→ **PROMPT**
Return the entries below verbatim. Pictures stay out.

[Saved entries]

· · · · · · ·

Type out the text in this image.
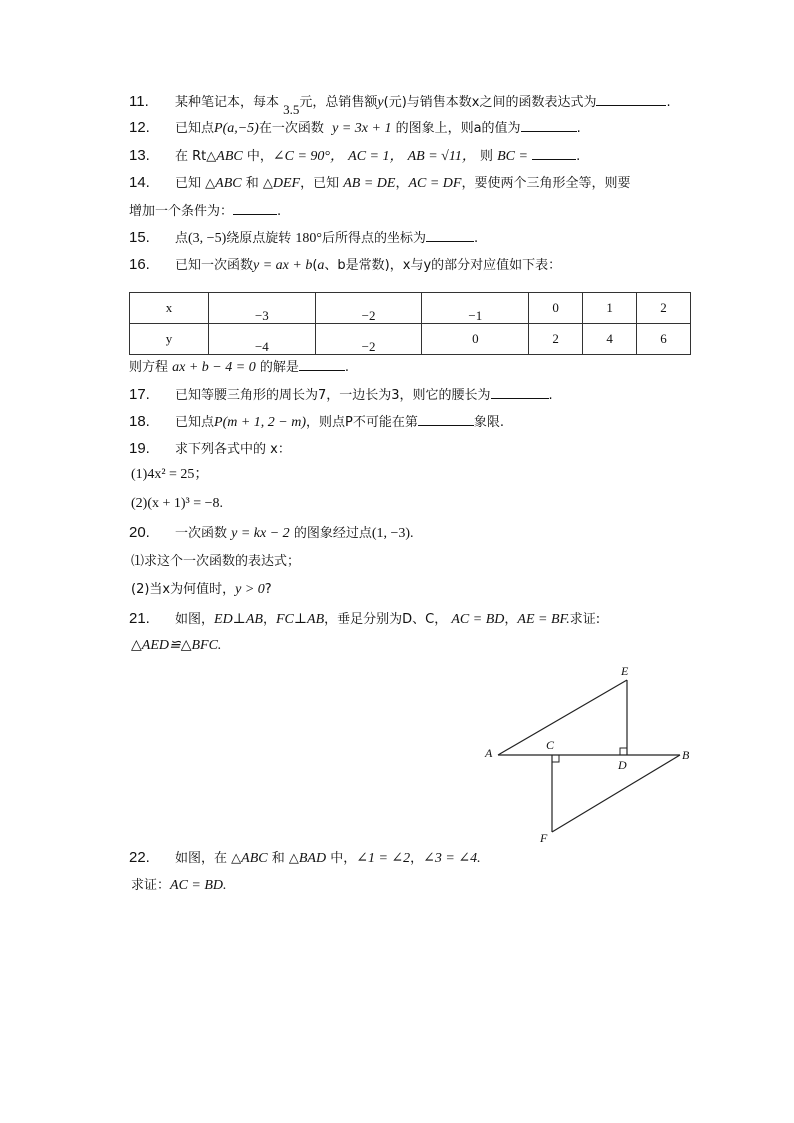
11. 某种笔记本，每本 3.5元，总销售额y(元)与销售本数x之间的函数表达式为	.
12. 已知点P(a,−5)在一次函数 y = 3x + 1 的图象上，则a的值为	.
13. 在 Rt△ABC 中，∠C = 90°， AC = 1， AB = √11， 则 BC =	.
14. 已知 △ABC 和 △DEF，已知 AB = DE，AC = DF，要使两个三角形全等，则要
增加一个条件为：	.
15. 点(3, −5)绕原点旋转 180°后所得点的坐标为	.
16. 已知一次函数y = ax + b(a、b是常数)，x与y的部分对应值如下表：
x	−3	−2	−1	0	1	2
y	−4	−2	0	2	4	6
则方程 ax + b − 4 = 0 的解是	.
17. 已知等腰三角形的周长为7，一边长为3，则它的腰长为	.
18. 已知点P(m + 1, 2 − m)，则点P不可能在第	象限.
19. 求下列各式中的 x：
(1)4x² = 25；
(2)(x + 1)³ = −8.
20. 一次函数 y = kx − 2 的图象经过点(1, −3).
⑴求这个一次函数的表达式；
(2)当x为何值时，y > 0?
21. 如图，ED⊥AB，FC⊥AB，垂足分别为D、C， AC = BD，AE = BF.求证:
△AED≌△BFC.
A	B
C
D
E
F
22. 如图，在 △ABC 和 △BAD 中，∠1 = ∠2，∠3 = ∠4.
求证：AC = BD.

· · · · · · ·

→ **EXERCISE OUTPUT**
Type out the text in this image.
11. 某种笔记本，每本 3.5元，总销售额y(元)与销售本数x之间的函数表达式为	.
12. 已知点P(a,−5)在一次函数 y = 3x + 1 的图象上，则a的值为	.
13. 在 Rt△ABC 中，∠C = 90°， AC = 1， AB = √11， 则 BC =	.
14. 已知 △ABC 和 △DEF，已知 AB = DE，AC = DF，要使两个三角形全等，则要
增加一个条件为：	.
15. 点(3, −5)绕原点旋转 180°后所得点的坐标为	.
16. 已知一次函数y = ax + b(a、b是常数)，x与y的部分对应值如下表：
x	−3	−2	−1	0	1	2
y	−4	−2	0	2	4	6
则方程 ax + b − 4 = 0 的解是	.
17. 已知等腰三角形的周长为7，一边长为3，则它的腰长为	.
18. 已知点P(m + 1, 2 − m)，则点P不可能在第	象限.
19. 求下列各式中的 x：
(1)4x² = 25；
(2)(x + 1)³ = −8.
20. 一次函数 y = kx − 2 的图象经过点(1, −3).
⑴求这个一次函数的表达式；
(2)当x为何值时，y > 0?
21. 如图，ED⊥AB，FC⊥AB，垂足分别为D、C， AC = BD，AE = BF.求证:
△AED≌△BFC.
A	B
C
D
E
F
22. 如图，在 △ABC 和 △BAD 中，∠1 = ∠2，∠3 = ∠4.
求证：AC = BD.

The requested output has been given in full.